Prompt: Omit every picture, then give all the entries again exactly.

Data lines:

━━━━━━━━

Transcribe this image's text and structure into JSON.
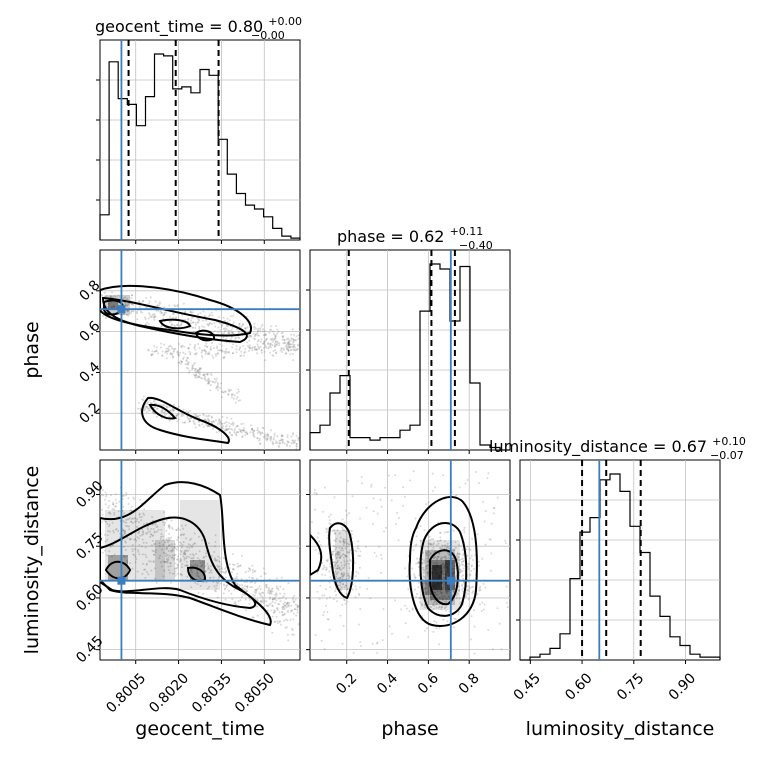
{
  "chart_data": {
    "type": "corner",
    "params": [
      "geocent_time",
      "phase",
      "luminosity_distance"
    ],
    "truth": {
      "geocent_time": 0.8,
      "phase": 0.71,
      "luminosity_distance": 0.65
    },
    "colors": {
      "truth": "#3b7dbf",
      "hist": "#000000",
      "grid": "#c0c0c0"
    },
    "titles": [
      {
        "param": "geocent_time",
        "base": "geocent_time = 0.80",
        "up": "+0.00",
        "down": "−0.00"
      },
      {
        "param": "phase",
        "base": "phase = 0.62",
        "up": "+0.11",
        "down": "−0.40"
      },
      {
        "param": "luminosity_distance",
        "base": "luminosity_distance = 0.67",
        "up": "+0.10",
        "down": "−0.07"
      }
    ],
    "axis_labels": {
      "x": [
        "geocent_time",
        "phase",
        "luminosity_distance"
      ],
      "y": [
        "phase",
        "luminosity_distance"
      ]
    },
    "axes": {
      "geocent_time": {
        "range": [
          0.79925,
          0.80625
        ],
        "ticks": [
          0.8005,
          0.802,
          0.8035,
          0.805
        ],
        "tick_labels": [
          "0.8005",
          "0.8020",
          "0.8035",
          "0.8050"
        ]
      },
      "phase": {
        "range": [
          0.02,
          1.0
        ],
        "ticks": [
          0.2,
          0.4,
          0.6,
          0.8
        ],
        "tick_labels": [
          "0.2",
          "0.4",
          "0.6",
          "0.8"
        ]
      },
      "luminosity_distance": {
        "range": [
          0.42,
          1.0
        ],
        "ticks": [
          0.45,
          0.6,
          0.75,
          0.9
        ],
        "tick_labels": [
          "0.45",
          "0.60",
          "0.75",
          "0.90"
        ]
      }
    },
    "histograms": {
      "geocent_time": {
        "values": [
          0.13,
          0.92,
          0.73,
          0.7,
          0.59,
          0.74,
          0.96,
          0.95,
          0.78,
          0.79,
          0.76,
          0.88,
          0.85,
          0.52,
          0.34,
          0.24,
          0.18,
          0.16,
          0.12,
          0.06,
          0.02,
          0.01
        ],
        "quantiles": [
          0.80025,
          0.8019,
          0.8034
        ]
      },
      "phase": {
        "values": [
          0.07,
          0.1,
          0.23,
          0.3,
          0.05,
          0.05,
          0.04,
          0.05,
          0.05,
          0.08,
          0.1,
          0.56,
          0.75,
          0.73,
          0.52,
          0.74,
          0.27,
          0.02,
          0.01,
          0.0
        ],
        "quantiles": [
          0.21,
          0.615,
          0.73
        ]
      },
      "luminosity_distance": {
        "values": [
          0.0,
          0.01,
          0.02,
          0.04,
          0.09,
          0.28,
          0.44,
          0.49,
          0.62,
          0.64,
          0.58,
          0.46,
          0.37,
          0.22,
          0.15,
          0.08,
          0.05,
          0.02,
          0.01,
          0.01
        ],
        "quantiles": [
          0.6,
          0.67,
          0.77
        ]
      }
    }
  }
}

━━━━━━━━

Right answer:
Transcribe this image's text and structure into JSON.
{
  "chart_data": {
    "type": "corner",
    "params": [
      "geocent_time",
      "phase",
      "luminosity_distance"
    ],
    "truth": {
      "geocent_time": 0.8,
      "phase": 0.71,
      "luminosity_distance": 0.65
    },
    "colors": {
      "truth": "#3b7dbf",
      "hist": "#000000",
      "grid": "#c0c0c0"
    },
    "titles": [
      {
        "param": "geocent_time",
        "base": "geocent_time = 0.80",
        "up": "+0.00",
        "down": "−0.00"
      },
      {
        "param": "phase",
        "base": "phase = 0.62",
        "up": "+0.11",
        "down": "−0.40"
      },
      {
        "param": "luminosity_distance",
        "base": "luminosity_distance = 0.67",
        "up": "+0.10",
        "down": "−0.07"
      }
    ],
    "axis_labels": {
      "x": [
        "geocent_time",
        "phase",
        "luminosity_distance"
      ],
      "y": [
        "phase",
        "luminosity_distance"
      ]
    },
    "axes": {
      "geocent_time": {
        "range": [
          0.79925,
          0.80625
        ],
        "ticks": [
          0.8005,
          0.802,
          0.8035,
          0.805
        ],
        "tick_labels": [
          "0.8005",
          "0.8020",
          "0.8035",
          "0.8050"
        ]
      },
      "phase": {
        "range": [
          0.02,
          1.0
        ],
        "ticks": [
          0.2,
          0.4,
          0.6,
          0.8
        ],
        "tick_labels": [
          "0.2",
          "0.4",
          "0.6",
          "0.8"
        ]
      },
      "luminosity_distance": {
        "range": [
          0.42,
          1.0
        ],
        "ticks": [
          0.45,
          0.6,
          0.75,
          0.9
        ],
        "tick_labels": [
          "0.45",
          "0.60",
          "0.75",
          "0.90"
        ]
      }
    },
    "histograms": {
      "geocent_time": {
        "values": [
          0.13,
          0.92,
          0.73,
          0.7,
          0.59,
          0.74,
          0.96,
          0.95,
          0.78,
          0.79,
          0.76,
          0.88,
          0.85,
          0.52,
          0.34,
          0.24,
          0.18,
          0.16,
          0.12,
          0.06,
          0.02,
          0.01
        ],
        "quantiles": [
          0.80025,
          0.8019,
          0.8034
        ]
      },
      "phase": {
        "values": [
          0.07,
          0.1,
          0.23,
          0.3,
          0.05,
          0.05,
          0.04,
          0.05,
          0.05,
          0.08,
          0.1,
          0.56,
          0.75,
          0.73,
          0.52,
          0.74,
          0.27,
          0.02,
          0.01,
          0.0
        ],
        "quantiles": [
          0.21,
          0.615,
          0.73
        ]
      },
      "luminosity_distance": {
        "values": [
          0.0,
          0.01,
          0.02,
          0.04,
          0.09,
          0.28,
          0.44,
          0.49,
          0.62,
          0.64,
          0.58,
          0.46,
          0.37,
          0.22,
          0.15,
          0.08,
          0.05,
          0.02,
          0.01,
          0.01
        ],
        "quantiles": [
          0.6,
          0.67,
          0.77
        ]
      }
    }
  }
}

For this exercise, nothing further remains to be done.